Written task: Write out all of the data exactly as it appears.

Task data:
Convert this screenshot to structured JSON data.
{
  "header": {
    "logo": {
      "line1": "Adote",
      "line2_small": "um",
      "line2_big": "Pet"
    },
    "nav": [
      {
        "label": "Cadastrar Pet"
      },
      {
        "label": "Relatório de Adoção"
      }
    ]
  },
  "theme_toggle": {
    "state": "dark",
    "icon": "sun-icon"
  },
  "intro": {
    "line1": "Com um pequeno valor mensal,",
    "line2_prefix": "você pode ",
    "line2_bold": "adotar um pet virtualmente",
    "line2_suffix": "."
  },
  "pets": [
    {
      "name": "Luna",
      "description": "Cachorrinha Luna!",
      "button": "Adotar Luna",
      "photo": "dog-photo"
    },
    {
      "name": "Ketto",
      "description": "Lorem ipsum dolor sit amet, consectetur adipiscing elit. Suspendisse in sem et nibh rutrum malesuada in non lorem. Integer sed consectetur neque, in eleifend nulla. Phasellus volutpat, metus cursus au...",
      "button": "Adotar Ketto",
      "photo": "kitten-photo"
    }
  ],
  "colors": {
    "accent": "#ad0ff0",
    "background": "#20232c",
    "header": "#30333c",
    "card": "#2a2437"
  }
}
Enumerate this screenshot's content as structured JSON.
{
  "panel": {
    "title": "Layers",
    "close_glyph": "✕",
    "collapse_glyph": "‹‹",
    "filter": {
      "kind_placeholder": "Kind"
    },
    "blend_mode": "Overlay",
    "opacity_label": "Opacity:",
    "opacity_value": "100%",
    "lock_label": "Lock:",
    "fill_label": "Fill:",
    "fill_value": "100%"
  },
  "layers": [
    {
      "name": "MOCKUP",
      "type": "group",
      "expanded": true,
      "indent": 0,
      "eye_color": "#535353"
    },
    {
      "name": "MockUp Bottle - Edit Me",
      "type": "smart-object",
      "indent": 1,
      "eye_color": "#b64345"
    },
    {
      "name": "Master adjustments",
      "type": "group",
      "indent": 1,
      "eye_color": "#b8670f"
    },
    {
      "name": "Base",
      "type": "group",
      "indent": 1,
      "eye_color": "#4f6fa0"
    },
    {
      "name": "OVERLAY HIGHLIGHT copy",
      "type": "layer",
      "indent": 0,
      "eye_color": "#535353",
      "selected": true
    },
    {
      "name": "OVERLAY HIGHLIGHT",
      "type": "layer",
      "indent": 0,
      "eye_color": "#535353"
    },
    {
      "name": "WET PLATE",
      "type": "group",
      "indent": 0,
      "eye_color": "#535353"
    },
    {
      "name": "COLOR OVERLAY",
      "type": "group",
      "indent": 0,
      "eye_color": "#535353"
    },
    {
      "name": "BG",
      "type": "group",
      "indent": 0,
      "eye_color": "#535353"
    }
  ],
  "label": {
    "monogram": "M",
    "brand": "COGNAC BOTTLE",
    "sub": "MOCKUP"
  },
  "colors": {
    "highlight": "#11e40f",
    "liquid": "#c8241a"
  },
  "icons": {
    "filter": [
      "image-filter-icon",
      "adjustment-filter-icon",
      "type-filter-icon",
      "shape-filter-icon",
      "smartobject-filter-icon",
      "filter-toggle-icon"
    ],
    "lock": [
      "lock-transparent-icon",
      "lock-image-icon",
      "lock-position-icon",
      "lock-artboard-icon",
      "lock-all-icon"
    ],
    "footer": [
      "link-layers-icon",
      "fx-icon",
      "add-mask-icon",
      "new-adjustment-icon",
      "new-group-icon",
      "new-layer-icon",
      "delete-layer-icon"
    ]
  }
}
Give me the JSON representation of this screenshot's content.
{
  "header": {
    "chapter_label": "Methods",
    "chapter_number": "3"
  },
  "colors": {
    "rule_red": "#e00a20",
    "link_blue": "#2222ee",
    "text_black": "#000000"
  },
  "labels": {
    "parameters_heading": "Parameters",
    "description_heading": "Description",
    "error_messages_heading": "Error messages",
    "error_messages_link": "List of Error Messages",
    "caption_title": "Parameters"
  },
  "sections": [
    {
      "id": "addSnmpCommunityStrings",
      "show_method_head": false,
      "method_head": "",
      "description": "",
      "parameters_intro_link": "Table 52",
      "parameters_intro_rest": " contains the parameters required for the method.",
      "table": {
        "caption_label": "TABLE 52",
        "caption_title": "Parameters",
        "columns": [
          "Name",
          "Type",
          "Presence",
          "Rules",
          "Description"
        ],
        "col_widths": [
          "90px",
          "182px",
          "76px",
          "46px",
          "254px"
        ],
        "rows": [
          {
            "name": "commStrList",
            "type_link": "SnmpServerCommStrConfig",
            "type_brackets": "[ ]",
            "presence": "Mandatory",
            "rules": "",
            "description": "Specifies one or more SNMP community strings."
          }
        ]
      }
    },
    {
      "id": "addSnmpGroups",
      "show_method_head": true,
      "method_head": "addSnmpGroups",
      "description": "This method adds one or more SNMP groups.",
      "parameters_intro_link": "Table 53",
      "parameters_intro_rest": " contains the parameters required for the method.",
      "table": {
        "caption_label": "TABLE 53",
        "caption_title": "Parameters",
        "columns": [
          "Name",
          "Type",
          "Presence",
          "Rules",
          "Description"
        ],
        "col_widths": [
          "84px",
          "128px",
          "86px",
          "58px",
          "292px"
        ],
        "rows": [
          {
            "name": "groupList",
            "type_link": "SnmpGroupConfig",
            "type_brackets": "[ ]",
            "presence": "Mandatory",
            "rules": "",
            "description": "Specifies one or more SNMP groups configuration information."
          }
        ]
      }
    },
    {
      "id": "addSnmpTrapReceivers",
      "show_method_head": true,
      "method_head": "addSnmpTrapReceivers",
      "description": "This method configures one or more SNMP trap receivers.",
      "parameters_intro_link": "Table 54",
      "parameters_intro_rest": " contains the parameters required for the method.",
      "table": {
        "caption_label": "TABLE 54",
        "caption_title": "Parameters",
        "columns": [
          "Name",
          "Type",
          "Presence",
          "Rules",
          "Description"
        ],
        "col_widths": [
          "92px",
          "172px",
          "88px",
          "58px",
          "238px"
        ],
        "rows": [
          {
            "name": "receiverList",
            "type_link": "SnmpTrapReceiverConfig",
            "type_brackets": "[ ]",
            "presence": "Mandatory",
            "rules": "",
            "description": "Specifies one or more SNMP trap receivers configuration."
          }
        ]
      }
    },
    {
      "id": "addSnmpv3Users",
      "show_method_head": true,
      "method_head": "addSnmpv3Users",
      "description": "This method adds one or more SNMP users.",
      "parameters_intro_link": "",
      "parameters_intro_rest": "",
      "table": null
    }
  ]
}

The completed task:
Convert this screenshot to structured JSON data.
{
  "header": {
    "logo": {
      "line1": "Adote",
      "line2_small": "um",
      "line2_big": "Pet"
    },
    "nav": [
      {
        "label": "Cadastrar Pet"
      },
      {
        "label": "Relatório de Adoção"
      }
    ]
  },
  "theme_toggle": {
    "state": "dark",
    "icon": "sun-icon"
  },
  "intro": {
    "line1": "Com um pequeno valor mensal,",
    "line2_prefix": "você pode ",
    "line2_bold": "adotar um pet virtualmente",
    "line2_suffix": "."
  },
  "pets": [
    {
      "name": "Luna",
      "description": "Cachorrinha Luna!",
      "button": "Adotar Luna",
      "photo": "dog-photo"
    },
    {
      "name": "Ketto",
      "description": "Lorem ipsum dolor sit amet, consectetur adipiscing elit. Suspendisse in sem et nibh rutrum malesuada in non lorem. Integer sed consectetur neque, in eleifend nulla. Phasellus volutpat, metus cursus au...",
      "button": "Adotar Ketto",
      "photo": "kitten-photo"
    }
  ],
  "colors": {
    "accent": "#ad0ff0",
    "background": "#20232c",
    "header": "#30333c",
    "card": "#2a2437"
  }
}
Enumerate this screenshot's content as structured JSON.
{
  "panel": {
    "title": "Layers",
    "close_glyph": "✕",
    "collapse_glyph": "‹‹",
    "filter": {
      "kind_placeholder": "Kind"
    },
    "blend_mode": "Overlay",
    "opacity_label": "Opacity:",
    "opacity_value": "100%",
    "lock_label": "Lock:",
    "fill_label": "Fill:",
    "fill_value": "100%"
  },
  "layers": [
    {
      "name": "MOCKUP",
      "type": "group",
      "expanded": true,
      "indent": 0,
      "eye_color": "#535353"
    },
    {
      "name": "MockUp Bottle - Edit Me",
      "type": "smart-object",
      "indent": 1,
      "eye_color": "#b64345"
    },
    {
      "name": "Master adjustments",
      "type": "group",
      "indent": 1,
      "eye_color": "#b8670f"
    },
    {
      "name": "Base",
      "type": "group",
      "indent": 1,
      "eye_color": "#4f6fa0"
    },
    {
      "name": "OVERLAY HIGHLIGHT copy",
      "type": "layer",
      "indent": 0,
      "eye_color": "#535353",
      "selected": true
    },
    {
      "name": "OVERLAY HIGHLIGHT",
      "type": "layer",
      "indent": 0,
      "eye_color": "#535353"
    },
    {
      "name": "WET PLATE",
      "type": "group",
      "indent": 0,
      "eye_color": "#535353"
    },
    {
      "name": "COLOR OVERLAY",
      "type": "group",
      "indent": 0,
      "eye_color": "#535353"
    },
    {
      "name": "BG",
      "type": "group",
      "indent": 0,
      "eye_color": "#535353"
    }
  ],
  "label": {
    "monogram": "M",
    "brand": "COGNAC BOTTLE",
    "sub": "MOCKUP"
  },
  "colors": {
    "highlight": "#11e40f",
    "liquid": "#c8241a"
  },
  "icons": {
    "filter": [
      "image-filter-icon",
      "adjustment-filter-icon",
      "type-filter-icon",
      "shape-filter-icon",
      "smartobject-filter-icon",
      "filter-toggle-icon"
    ],
    "lock": [
      "lock-transparent-icon",
      "lock-image-icon",
      "lock-position-icon",
      "lock-artboard-icon",
      "lock-all-icon"
    ],
    "footer": [
      "link-layers-icon",
      "fx-icon",
      "add-mask-icon",
      "new-adjustment-icon",
      "new-group-icon",
      "new-layer-icon",
      "delete-layer-icon"
    ]
  }
}
Give me the JSON representation of this screenshot's content.
{
  "header": {
    "chapter_label": "Methods",
    "chapter_number": "3"
  },
  "colors": {
    "rule_red": "#e00a20",
    "link_blue": "#2222ee",
    "text_black": "#000000"
  },
  "labels": {
    "parameters_heading": "Parameters",
    "description_heading": "Description",
    "error_messages_heading": "Error messages",
    "error_messages_link": "List of Error Messages",
    "caption_title": "Parameters"
  },
  "sections": [
    {
      "id": "addSnmpCommunityStrings",
      "show_method_head": false,
      "method_head": "",
      "description": "",
      "parameters_intro_link": "Table 52",
      "parameters_intro_rest": " contains the parameters required for the method.",
      "table": {
        "caption_label": "TABLE 52",
        "caption_title": "Parameters",
        "columns": [
          "Name",
          "Type",
          "Presence",
          "Rules",
          "Description"
        ],
        "col_widths": [
          "90px",
          "182px",
          "76px",
          "46px",
          "254px"
        ],
        "rows": [
          {
            "name": "commStrList",
            "type_link": "SnmpServerCommStrConfig",
            "type_brackets": "[ ]",
            "presence": "Mandatory",
            "rules": "",
            "description": "Specifies one or more SNMP community strings."
          }
        ]
      }
    },
    {
      "id": "addSnmpGroups",
      "show_method_head": true,
      "method_head": "addSnmpGroups",
      "description": "This method adds one or more SNMP groups.",
      "parameters_intro_link": "Table 53",
      "parameters_intro_rest": " contains the parameters required for the method.",
      "table": {
        "caption_label": "TABLE 53",
        "caption_title": "Parameters",
        "columns": [
          "Name",
          "Type",
          "Presence",
          "Rules",
          "Description"
        ],
        "col_widths": [
          "84px",
          "128px",
          "86px",
          "58px",
          "292px"
        ],
        "rows": [
          {
            "name": "groupList",
            "type_link": "SnmpGroupConfig",
            "type_brackets": "[ ]",
            "presence": "Mandatory",
            "rules": "",
            "description": "Specifies one or more SNMP groups configuration information."
          }
        ]
      }
    },
    {
      "id": "addSnmpTrapReceivers",
      "show_method_head": true,
      "method_head": "addSnmpTrapReceivers",
      "description": "This method configures one or more SNMP trap receivers.",
      "parameters_intro_link": "Table 54",
      "parameters_intro_rest": " contains the parameters required for the method.",
      "table": {
        "caption_label": "TABLE 54",
        "caption_title": "Parameters",
        "columns": [
          "Name",
          "Type",
          "Presence",
          "Rules",
          "Description"
        ],
        "col_widths": [
          "92px",
          "172px",
          "88px",
          "58px",
          "238px"
        ],
        "rows": [
          {
            "name": "receiverList",
            "type_link": "SnmpTrapReceiverConfig",
            "type_brackets": "[ ]",
            "presence": "Mandatory",
            "rules": "",
            "description": "Specifies one or more SNMP trap receivers configuration."
          }
        ]
      }
    },
    {
      "id": "addSnmpv3Users",
      "show_method_head": true,
      "method_head": "addSnmpv3Users",
      "description": "This method adds one or more SNMP users.",
      "parameters_intro_link": "",
      "parameters_intro_rest": "",
      "table": null
    }
  ]
}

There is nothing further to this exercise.